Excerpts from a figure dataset
Begin

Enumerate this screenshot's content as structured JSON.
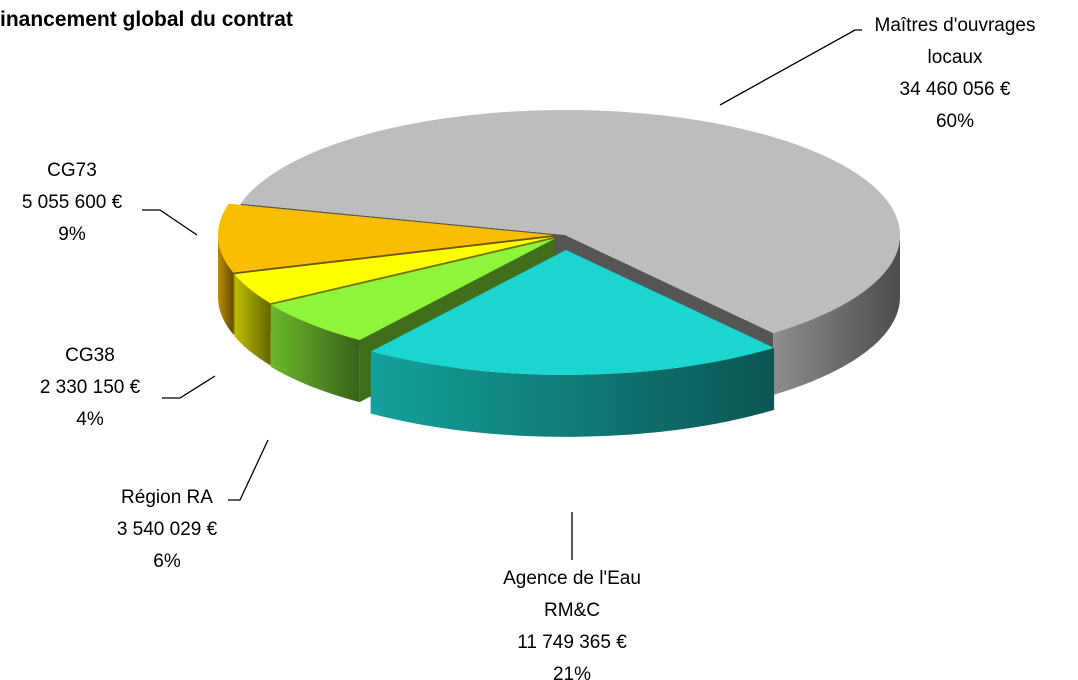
{
  "chart_data": {
    "type": "pie",
    "title": "inancement global du contrat",
    "categories": [
      "Maîtres d'ouvrages locaux",
      "Agence de l'Eau RM&C",
      "Région RA",
      "CG38",
      "CG73"
    ],
    "values": [
      34460056,
      11749365,
      3540029,
      2330150,
      5055600
    ],
    "value_labels": [
      "34 460 056 €",
      "11 749 365 €",
      "3 540 029 €",
      "2 330 150 €",
      "5 055 600 €"
    ],
    "percent_labels": [
      "60%",
      "21%",
      "6%",
      "4%",
      "9%"
    ],
    "colors": [
      "#bdbdbd",
      "#1bd6d0",
      "#8ff53a",
      "#ffff00",
      "#fbbd00"
    ]
  }
}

End

#### YOUR GOAL:
Write out the material above once more, exactly as it reads, with no pictures.

#### SOLUTION TO THIS EXERCISE:
Enumerate this screenshot's content as structured JSON.
{
  "chart_data": {
    "type": "pie",
    "title": "inancement global du contrat",
    "categories": [
      "Maîtres d'ouvrages locaux",
      "Agence de l'Eau RM&C",
      "Région RA",
      "CG38",
      "CG73"
    ],
    "values": [
      34460056,
      11749365,
      3540029,
      2330150,
      5055600
    ],
    "value_labels": [
      "34 460 056 €",
      "11 749 365 €",
      "3 540 029 €",
      "2 330 150 €",
      "5 055 600 €"
    ],
    "percent_labels": [
      "60%",
      "21%",
      "6%",
      "4%",
      "9%"
    ],
    "colors": [
      "#bdbdbd",
      "#1bd6d0",
      "#8ff53a",
      "#ffff00",
      "#fbbd00"
    ]
  }
}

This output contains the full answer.